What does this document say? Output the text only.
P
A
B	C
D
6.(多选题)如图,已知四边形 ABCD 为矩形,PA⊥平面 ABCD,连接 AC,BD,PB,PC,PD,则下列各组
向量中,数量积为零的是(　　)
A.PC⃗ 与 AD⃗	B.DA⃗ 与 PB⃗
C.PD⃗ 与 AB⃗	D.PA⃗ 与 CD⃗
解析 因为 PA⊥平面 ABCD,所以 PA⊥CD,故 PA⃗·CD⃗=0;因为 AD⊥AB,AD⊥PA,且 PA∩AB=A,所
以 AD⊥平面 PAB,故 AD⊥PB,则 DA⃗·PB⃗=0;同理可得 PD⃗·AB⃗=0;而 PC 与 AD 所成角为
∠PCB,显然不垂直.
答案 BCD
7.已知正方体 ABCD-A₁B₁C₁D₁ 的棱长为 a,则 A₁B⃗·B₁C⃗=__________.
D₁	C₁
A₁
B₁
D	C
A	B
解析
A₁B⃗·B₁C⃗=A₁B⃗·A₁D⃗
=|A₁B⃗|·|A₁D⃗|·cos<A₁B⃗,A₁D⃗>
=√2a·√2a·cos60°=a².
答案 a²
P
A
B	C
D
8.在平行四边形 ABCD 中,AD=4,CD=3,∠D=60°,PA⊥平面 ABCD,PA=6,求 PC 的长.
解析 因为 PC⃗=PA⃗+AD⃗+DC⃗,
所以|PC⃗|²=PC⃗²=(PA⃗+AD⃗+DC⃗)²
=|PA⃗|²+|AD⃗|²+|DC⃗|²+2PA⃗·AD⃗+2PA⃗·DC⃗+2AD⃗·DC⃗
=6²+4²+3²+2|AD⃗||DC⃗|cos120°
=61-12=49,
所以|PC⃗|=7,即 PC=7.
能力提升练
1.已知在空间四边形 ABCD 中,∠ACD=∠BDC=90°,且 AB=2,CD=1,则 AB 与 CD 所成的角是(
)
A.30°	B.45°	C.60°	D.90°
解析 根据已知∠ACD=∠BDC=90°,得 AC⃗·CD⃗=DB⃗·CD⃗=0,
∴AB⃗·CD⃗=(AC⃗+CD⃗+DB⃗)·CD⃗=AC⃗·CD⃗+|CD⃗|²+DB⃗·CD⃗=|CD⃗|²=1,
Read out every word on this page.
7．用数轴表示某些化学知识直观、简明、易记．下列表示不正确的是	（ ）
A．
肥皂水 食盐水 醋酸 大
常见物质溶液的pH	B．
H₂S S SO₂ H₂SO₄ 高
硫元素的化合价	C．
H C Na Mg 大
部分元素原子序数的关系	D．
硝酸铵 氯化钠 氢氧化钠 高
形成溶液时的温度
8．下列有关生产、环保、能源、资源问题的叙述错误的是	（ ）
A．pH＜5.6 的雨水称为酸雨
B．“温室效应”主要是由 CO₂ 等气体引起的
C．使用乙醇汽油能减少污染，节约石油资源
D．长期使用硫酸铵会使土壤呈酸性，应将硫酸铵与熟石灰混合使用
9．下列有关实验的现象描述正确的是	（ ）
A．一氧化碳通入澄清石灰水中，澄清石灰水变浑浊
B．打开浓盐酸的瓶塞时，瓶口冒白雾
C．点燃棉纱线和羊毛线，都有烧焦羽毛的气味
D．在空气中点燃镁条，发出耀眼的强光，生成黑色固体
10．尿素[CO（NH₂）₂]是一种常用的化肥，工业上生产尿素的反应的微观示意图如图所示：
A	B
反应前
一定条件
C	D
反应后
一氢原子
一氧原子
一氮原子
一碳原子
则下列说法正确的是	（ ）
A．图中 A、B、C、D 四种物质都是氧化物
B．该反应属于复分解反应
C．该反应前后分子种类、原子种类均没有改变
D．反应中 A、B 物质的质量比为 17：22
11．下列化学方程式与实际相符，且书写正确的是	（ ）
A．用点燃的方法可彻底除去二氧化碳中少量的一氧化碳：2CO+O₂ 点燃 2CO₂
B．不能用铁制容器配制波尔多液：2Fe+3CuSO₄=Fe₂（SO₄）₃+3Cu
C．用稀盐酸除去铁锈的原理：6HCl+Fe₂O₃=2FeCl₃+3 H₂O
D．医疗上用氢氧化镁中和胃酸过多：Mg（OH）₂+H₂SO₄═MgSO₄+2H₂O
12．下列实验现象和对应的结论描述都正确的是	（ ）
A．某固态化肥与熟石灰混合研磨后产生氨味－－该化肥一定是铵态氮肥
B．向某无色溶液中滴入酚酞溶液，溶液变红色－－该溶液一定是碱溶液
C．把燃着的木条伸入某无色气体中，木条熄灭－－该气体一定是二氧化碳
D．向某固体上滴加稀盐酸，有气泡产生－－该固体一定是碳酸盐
------
## What to produce
Copy each line of the data above without altering a single character.

## Written answer
What does this document say? Output the text only.
P
A
B	C
D
6.(多选题)如图,已知四边形 ABCD 为矩形,PA⊥平面 ABCD,连接 AC,BD,PB,PC,PD,则下列各组
向量中,数量积为零的是(　　)
A.PC⃗ 与 AD⃗	B.DA⃗ 与 PB⃗
C.PD⃗ 与 AB⃗	D.PA⃗ 与 CD⃗
解析 因为 PA⊥平面 ABCD,所以 PA⊥CD,故 PA⃗·CD⃗=0;因为 AD⊥AB,AD⊥PA,且 PA∩AB=A,所
以 AD⊥平面 PAB,故 AD⊥PB,则 DA⃗·PB⃗=0;同理可得 PD⃗·AB⃗=0;而 PC 与 AD 所成角为
∠PCB,显然不垂直.
答案 BCD
7.已知正方体 ABCD-A₁B₁C₁D₁ 的棱长为 a,则 A₁B⃗·B₁C⃗=__________.
D₁	C₁
A₁
B₁
D	C
A	B
解析
A₁B⃗·B₁C⃗=A₁B⃗·A₁D⃗
=|A₁B⃗|·|A₁D⃗|·cos<A₁B⃗,A₁D⃗>
=√2a·√2a·cos60°=a².
答案 a²
P
A
B	C
D
8.在平行四边形 ABCD 中,AD=4,CD=3,∠D=60°,PA⊥平面 ABCD,PA=6,求 PC 的长.
解析 因为 PC⃗=PA⃗+AD⃗+DC⃗,
所以|PC⃗|²=PC⃗²=(PA⃗+AD⃗+DC⃗)²
=|PA⃗|²+|AD⃗|²+|DC⃗|²+2PA⃗·AD⃗+2PA⃗·DC⃗+2AD⃗·DC⃗
=6²+4²+3²+2|AD⃗||DC⃗|cos120°
=61-12=49,
所以|PC⃗|=7,即 PC=7.
能力提升练
1.已知在空间四边形 ABCD 中,∠ACD=∠BDC=90°,且 AB=2,CD=1,则 AB 与 CD 所成的角是(
)
A.30°	B.45°	C.60°	D.90°
解析 根据已知∠ACD=∠BDC=90°,得 AC⃗·CD⃗=DB⃗·CD⃗=0,
∴AB⃗·CD⃗=(AC⃗+CD⃗+DB⃗)·CD⃗=AC⃗·CD⃗+|CD⃗|²+DB⃗·CD⃗=|CD⃗|²=1,
Read out every word on this page.
7．用数轴表示某些化学知识直观、简明、易记．下列表示不正确的是	（ ）
A．
肥皂水 食盐水 醋酸 大
常见物质溶液的pH	B．
H₂S S SO₂ H₂SO₄ 高
硫元素的化合价	C．
H C Na Mg 大
部分元素原子序数的关系	D．
硝酸铵 氯化钠 氢氧化钠 高
形成溶液时的温度
8．下列有关生产、环保、能源、资源问题的叙述错误的是	（ ）
A．pH＜5.6 的雨水称为酸雨
B．“温室效应”主要是由 CO₂ 等气体引起的
C．使用乙醇汽油能减少污染，节约石油资源
D．长期使用硫酸铵会使土壤呈酸性，应将硫酸铵与熟石灰混合使用
9．下列有关实验的现象描述正确的是	（ ）
A．一氧化碳通入澄清石灰水中，澄清石灰水变浑浊
B．打开浓盐酸的瓶塞时，瓶口冒白雾
C．点燃棉纱线和羊毛线，都有烧焦羽毛的气味
D．在空气中点燃镁条，发出耀眼的强光，生成黑色固体
10．尿素[CO（NH₂）₂]是一种常用的化肥，工业上生产尿素的反应的微观示意图如图所示：
A	B
反应前
一定条件
C	D
反应后
一氢原子
一氧原子
一氮原子
一碳原子
则下列说法正确的是	（ ）
A．图中 A、B、C、D 四种物质都是氧化物
B．该反应属于复分解反应
C．该反应前后分子种类、原子种类均没有改变
D．反应中 A、B 物质的质量比为 17：22
11．下列化学方程式与实际相符，且书写正确的是	（ ）
A．用点燃的方法可彻底除去二氧化碳中少量的一氧化碳：2CO+O₂ 点燃 2CO₂
B．不能用铁制容器配制波尔多液：2Fe+3CuSO₄=Fe₂（SO₄）₃+3Cu
C．用稀盐酸除去铁锈的原理：6HCl+Fe₂O₃=2FeCl₃+3 H₂O
D．医疗上用氢氧化镁中和胃酸过多：Mg（OH）₂+H₂SO₄═MgSO₄+2H₂O
12．下列实验现象和对应的结论描述都正确的是	（ ）
A．某固态化肥与熟石灰混合研磨后产生氨味－－该化肥一定是铵态氮肥
B．向某无色溶液中滴入酚酞溶液，溶液变红色－－该溶液一定是碱溶液
C．把燃着的木条伸入某无色气体中，木条熄灭－－该气体一定是二氧化碳
D．向某固体上滴加稀盐酸，有气泡产生－－该固体一定是碳酸盐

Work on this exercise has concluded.